Stored entries:
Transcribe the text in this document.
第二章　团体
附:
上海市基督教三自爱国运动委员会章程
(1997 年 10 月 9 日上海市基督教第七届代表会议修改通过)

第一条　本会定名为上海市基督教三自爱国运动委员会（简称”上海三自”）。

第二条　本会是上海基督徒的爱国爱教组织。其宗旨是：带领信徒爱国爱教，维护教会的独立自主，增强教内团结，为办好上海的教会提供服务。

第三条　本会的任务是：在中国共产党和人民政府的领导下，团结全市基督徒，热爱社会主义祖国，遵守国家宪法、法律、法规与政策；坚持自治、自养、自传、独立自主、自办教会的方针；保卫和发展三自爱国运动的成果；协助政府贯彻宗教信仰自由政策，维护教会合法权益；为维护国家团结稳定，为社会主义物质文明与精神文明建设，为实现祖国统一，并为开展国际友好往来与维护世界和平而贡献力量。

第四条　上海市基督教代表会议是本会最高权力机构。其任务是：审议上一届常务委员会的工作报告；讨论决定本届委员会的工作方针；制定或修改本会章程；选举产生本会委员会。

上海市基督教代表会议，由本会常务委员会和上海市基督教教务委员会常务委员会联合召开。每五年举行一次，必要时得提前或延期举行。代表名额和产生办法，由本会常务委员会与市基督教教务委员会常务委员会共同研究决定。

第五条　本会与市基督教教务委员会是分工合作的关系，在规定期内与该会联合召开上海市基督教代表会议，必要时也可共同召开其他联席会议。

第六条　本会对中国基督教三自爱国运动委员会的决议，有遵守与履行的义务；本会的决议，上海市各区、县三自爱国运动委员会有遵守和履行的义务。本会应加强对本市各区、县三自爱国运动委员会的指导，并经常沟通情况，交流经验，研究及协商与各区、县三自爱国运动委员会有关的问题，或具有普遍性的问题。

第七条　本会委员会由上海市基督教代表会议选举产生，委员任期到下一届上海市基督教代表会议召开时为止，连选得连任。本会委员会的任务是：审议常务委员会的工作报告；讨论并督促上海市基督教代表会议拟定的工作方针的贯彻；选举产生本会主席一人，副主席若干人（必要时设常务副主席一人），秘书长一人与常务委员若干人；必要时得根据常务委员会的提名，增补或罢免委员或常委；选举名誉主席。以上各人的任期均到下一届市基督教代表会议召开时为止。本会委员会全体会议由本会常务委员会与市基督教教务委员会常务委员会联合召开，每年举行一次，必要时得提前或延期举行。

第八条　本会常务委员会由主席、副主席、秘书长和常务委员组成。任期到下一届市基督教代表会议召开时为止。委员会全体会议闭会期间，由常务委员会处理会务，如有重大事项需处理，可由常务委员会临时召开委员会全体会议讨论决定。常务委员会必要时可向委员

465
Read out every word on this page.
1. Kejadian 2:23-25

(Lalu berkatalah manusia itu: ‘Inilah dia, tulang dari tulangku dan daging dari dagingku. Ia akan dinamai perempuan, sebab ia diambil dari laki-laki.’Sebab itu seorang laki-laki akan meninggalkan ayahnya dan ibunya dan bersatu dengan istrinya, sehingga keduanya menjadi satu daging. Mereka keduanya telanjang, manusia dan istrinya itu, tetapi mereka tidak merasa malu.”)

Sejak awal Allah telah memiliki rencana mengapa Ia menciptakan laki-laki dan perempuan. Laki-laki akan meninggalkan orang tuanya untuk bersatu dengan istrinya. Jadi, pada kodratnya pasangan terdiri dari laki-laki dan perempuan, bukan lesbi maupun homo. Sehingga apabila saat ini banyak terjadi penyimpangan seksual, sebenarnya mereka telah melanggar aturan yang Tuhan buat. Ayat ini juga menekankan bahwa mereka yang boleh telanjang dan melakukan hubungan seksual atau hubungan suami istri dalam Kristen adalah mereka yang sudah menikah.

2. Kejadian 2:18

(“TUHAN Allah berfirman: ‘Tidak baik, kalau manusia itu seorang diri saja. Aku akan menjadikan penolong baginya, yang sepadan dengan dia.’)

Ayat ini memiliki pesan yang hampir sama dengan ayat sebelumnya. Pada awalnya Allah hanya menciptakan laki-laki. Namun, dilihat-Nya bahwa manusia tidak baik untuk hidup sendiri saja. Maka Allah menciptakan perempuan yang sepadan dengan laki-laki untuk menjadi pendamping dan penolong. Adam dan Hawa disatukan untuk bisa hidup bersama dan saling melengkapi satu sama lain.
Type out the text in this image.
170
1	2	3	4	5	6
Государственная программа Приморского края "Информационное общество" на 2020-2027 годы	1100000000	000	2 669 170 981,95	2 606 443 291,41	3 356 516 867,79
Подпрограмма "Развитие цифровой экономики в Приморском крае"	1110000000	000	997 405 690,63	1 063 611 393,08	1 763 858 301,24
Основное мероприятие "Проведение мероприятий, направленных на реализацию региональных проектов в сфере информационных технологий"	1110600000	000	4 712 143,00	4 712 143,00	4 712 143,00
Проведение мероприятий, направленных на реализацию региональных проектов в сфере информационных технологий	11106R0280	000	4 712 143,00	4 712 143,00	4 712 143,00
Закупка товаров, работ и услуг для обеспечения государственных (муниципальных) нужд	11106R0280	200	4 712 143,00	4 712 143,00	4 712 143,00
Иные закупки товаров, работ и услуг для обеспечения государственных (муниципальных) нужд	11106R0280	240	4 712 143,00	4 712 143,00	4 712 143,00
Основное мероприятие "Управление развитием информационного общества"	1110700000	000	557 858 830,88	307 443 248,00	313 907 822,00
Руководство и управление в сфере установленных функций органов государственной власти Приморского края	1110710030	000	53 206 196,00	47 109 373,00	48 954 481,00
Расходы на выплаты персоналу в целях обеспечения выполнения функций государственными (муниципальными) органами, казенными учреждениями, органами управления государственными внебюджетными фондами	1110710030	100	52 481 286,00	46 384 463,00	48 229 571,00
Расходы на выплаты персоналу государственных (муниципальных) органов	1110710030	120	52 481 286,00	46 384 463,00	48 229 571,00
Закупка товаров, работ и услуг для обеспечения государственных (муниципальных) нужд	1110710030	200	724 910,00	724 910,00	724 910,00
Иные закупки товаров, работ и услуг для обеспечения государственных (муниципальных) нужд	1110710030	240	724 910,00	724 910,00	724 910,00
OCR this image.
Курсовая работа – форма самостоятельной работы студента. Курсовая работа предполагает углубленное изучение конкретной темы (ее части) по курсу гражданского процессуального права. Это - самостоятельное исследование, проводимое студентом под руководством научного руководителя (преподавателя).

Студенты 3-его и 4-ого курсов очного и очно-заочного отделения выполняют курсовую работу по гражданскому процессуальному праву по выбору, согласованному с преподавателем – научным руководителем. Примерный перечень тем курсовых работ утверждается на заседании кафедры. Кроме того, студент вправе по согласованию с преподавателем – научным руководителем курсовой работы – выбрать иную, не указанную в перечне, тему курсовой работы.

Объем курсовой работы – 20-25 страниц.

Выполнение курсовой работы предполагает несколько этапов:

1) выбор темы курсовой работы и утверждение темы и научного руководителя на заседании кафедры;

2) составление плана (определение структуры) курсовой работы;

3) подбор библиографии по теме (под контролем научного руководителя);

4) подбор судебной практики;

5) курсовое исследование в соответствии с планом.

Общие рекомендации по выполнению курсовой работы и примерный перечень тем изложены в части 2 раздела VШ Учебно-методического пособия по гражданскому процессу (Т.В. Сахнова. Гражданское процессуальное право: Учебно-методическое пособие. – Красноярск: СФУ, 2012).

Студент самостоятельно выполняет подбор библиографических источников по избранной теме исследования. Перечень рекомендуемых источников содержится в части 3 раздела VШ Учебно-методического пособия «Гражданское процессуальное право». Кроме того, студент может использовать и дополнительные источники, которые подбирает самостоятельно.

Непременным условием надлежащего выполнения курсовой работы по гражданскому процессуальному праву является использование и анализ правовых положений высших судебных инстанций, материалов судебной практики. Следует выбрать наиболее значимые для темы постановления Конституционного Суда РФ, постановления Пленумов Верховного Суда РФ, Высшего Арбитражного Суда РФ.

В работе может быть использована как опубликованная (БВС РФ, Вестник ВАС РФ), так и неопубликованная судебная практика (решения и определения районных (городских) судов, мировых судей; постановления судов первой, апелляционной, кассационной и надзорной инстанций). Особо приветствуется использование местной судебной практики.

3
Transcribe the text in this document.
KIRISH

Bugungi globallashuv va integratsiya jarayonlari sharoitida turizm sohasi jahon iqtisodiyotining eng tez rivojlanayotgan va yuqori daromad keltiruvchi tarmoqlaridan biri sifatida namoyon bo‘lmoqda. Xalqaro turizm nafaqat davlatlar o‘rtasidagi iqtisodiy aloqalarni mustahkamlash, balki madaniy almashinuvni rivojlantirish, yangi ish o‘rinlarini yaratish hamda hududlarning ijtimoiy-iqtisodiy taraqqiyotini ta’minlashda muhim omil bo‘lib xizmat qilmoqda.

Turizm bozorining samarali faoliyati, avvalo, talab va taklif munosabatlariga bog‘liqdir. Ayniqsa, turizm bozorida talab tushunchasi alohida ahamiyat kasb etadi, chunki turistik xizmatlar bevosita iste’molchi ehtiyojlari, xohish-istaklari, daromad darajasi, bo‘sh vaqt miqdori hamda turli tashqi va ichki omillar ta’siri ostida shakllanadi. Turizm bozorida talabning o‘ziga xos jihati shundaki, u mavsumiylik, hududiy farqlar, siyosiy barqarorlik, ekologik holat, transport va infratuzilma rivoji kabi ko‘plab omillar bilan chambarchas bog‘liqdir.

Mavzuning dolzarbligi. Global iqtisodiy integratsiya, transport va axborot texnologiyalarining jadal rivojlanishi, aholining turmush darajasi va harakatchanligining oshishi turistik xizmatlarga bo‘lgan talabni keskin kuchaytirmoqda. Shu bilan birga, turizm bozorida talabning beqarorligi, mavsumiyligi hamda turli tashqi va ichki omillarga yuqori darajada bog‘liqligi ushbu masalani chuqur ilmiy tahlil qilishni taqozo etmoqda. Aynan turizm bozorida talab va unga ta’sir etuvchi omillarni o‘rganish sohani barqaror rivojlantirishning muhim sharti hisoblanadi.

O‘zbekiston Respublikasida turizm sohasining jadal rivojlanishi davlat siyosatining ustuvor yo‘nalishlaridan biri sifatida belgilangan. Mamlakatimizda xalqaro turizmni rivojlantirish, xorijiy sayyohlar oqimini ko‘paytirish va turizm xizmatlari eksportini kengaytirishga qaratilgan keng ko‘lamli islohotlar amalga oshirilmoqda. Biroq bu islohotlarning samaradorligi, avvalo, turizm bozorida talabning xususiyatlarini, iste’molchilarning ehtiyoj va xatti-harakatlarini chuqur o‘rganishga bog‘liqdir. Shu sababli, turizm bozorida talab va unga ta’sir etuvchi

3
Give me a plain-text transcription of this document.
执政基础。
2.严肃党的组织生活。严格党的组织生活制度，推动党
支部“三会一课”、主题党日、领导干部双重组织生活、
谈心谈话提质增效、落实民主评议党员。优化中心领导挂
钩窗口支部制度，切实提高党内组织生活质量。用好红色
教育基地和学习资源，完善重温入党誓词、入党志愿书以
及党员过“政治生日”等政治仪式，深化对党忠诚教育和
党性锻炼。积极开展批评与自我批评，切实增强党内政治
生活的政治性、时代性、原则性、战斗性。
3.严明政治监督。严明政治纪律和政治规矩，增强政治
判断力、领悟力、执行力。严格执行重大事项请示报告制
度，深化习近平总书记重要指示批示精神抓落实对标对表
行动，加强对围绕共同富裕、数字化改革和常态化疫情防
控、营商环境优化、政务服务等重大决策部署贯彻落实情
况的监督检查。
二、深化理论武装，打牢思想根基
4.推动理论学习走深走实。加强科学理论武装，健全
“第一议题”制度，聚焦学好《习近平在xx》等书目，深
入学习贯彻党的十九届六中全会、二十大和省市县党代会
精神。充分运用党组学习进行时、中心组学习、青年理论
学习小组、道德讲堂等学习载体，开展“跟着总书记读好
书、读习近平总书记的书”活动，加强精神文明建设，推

What you are asked to do:
From the line containing "Give me a plain-text" through the final line of the listing above, retype every line exactly; leave out everything else.

Response to the exercise:
Give me a plain-text transcription of this document.
执政基础。
2.严肃党的组织生活。严格党的组织生活制度，推动党
支部“三会一课”、主题党日、领导干部双重组织生活、
谈心谈话提质增效、落实民主评议党员。优化中心领导挂
钩窗口支部制度，切实提高党内组织生活质量。用好红色
教育基地和学习资源，完善重温入党誓词、入党志愿书以
及党员过“政治生日”等政治仪式，深化对党忠诚教育和
党性锻炼。积极开展批评与自我批评，切实增强党内政治
生活的政治性、时代性、原则性、战斗性。
3.严明政治监督。严明政治纪律和政治规矩，增强政治
判断力、领悟力、执行力。严格执行重大事项请示报告制
度，深化习近平总书记重要指示批示精神抓落实对标对表
行动，加强对围绕共同富裕、数字化改革和常态化疫情防
控、营商环境优化、政务服务等重大决策部署贯彻落实情
况的监督检查。
二、深化理论武装，打牢思想根基
4.推动理论学习走深走实。加强科学理论武装，健全
“第一议题”制度，聚焦学好《习近平在xx》等书目，深
入学习贯彻党的十九届六中全会、二十大和省市县党代会
精神。充分运用党组学习进行时、中心组学习、青年理论
学习小组、道德讲堂等学习载体，开展“跟着总书记读好
书、读习近平总书记的书”活动，加强精神文明建设，推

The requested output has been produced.